• [Exercise directions]: Extract all of the entries and set them down verbatim.

• [Stored data entries]:
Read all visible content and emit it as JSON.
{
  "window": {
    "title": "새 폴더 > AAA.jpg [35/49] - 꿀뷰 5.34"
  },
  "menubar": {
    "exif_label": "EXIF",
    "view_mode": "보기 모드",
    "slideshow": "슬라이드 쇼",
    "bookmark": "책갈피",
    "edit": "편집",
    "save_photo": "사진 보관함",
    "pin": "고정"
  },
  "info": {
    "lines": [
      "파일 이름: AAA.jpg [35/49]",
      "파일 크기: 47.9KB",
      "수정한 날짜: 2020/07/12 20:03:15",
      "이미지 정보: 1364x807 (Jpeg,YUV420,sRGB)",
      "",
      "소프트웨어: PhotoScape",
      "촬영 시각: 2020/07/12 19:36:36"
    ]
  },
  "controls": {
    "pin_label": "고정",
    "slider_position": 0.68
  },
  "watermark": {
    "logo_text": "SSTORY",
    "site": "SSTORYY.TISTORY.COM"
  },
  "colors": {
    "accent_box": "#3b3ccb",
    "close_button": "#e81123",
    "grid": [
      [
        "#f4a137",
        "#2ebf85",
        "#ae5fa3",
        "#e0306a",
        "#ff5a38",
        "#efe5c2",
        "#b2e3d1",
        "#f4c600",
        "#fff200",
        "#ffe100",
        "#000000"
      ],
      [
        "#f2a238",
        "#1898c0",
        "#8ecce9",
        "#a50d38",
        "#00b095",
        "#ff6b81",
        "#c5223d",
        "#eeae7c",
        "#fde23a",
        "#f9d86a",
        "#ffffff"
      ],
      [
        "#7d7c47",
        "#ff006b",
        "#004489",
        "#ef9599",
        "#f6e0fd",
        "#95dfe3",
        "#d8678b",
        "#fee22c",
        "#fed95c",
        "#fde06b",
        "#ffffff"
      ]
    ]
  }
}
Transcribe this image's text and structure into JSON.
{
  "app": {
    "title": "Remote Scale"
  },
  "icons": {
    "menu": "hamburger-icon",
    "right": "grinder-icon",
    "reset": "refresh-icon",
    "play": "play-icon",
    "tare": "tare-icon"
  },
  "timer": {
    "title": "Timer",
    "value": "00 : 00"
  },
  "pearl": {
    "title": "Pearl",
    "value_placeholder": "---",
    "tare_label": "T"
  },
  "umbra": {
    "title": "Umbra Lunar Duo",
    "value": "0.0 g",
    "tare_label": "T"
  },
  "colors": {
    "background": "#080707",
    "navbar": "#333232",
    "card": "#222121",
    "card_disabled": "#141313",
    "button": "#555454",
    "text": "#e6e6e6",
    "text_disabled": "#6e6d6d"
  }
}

• [Exercise answer]:
Read all visible content and emit it as JSON.
{
  "window": {
    "title": "새 폴더 > AAA.jpg [35/49] - 꿀뷰 5.34"
  },
  "menubar": {
    "exif_label": "EXIF",
    "view_mode": "보기 모드",
    "slideshow": "슬라이드 쇼",
    "bookmark": "책갈피",
    "edit": "편집",
    "save_photo": "사진 보관함",
    "pin": "고정"
  },
  "info": {
    "lines": [
      "파일 이름: AAA.jpg [35/49]",
      "파일 크기: 47.9KB",
      "수정한 날짜: 2020/07/12 20:03:15",
      "이미지 정보: 1364x807 (Jpeg,YUV420,sRGB)",
      "",
      "소프트웨어: PhotoScape",
      "촬영 시각: 2020/07/12 19:36:36"
    ]
  },
  "controls": {
    "pin_label": "고정",
    "slider_position": 0.68
  },
  "watermark": {
    "logo_text": "SSTORY",
    "site": "SSTORYY.TISTORY.COM"
  },
  "colors": {
    "accent_box": "#3b3ccb",
    "close_button": "#e81123",
    "grid": [
      [
        "#f4a137",
        "#2ebf85",
        "#ae5fa3",
        "#e0306a",
        "#ff5a38",
        "#efe5c2",
        "#b2e3d1",
        "#f4c600",
        "#fff200",
        "#ffe100",
        "#000000"
      ],
      [
        "#f2a238",
        "#1898c0",
        "#8ecce9",
        "#a50d38",
        "#00b095",
        "#ff6b81",
        "#c5223d",
        "#eeae7c",
        "#fde23a",
        "#f9d86a",
        "#ffffff"
      ],
      [
        "#7d7c47",
        "#ff006b",
        "#004489",
        "#ef9599",
        "#f6e0fd",
        "#95dfe3",
        "#d8678b",
        "#fee22c",
        "#fed95c",
        "#fde06b",
        "#ffffff"
      ]
    ]
  }
}
Transcribe this image's text and structure into JSON.
{
  "app": {
    "title": "Remote Scale"
  },
  "icons": {
    "menu": "hamburger-icon",
    "right": "grinder-icon",
    "reset": "refresh-icon",
    "play": "play-icon",
    "tare": "tare-icon"
  },
  "timer": {
    "title": "Timer",
    "value": "00 : 00"
  },
  "pearl": {
    "title": "Pearl",
    "value_placeholder": "---",
    "tare_label": "T"
  },
  "umbra": {
    "title": "Umbra Lunar Duo",
    "value": "0.0 g",
    "tare_label": "T"
  },
  "colors": {
    "background": "#080707",
    "navbar": "#333232",
    "card": "#222121",
    "card_disabled": "#141313",
    "button": "#555454",
    "text": "#e6e6e6",
    "text_disabled": "#6e6d6d"
  }
}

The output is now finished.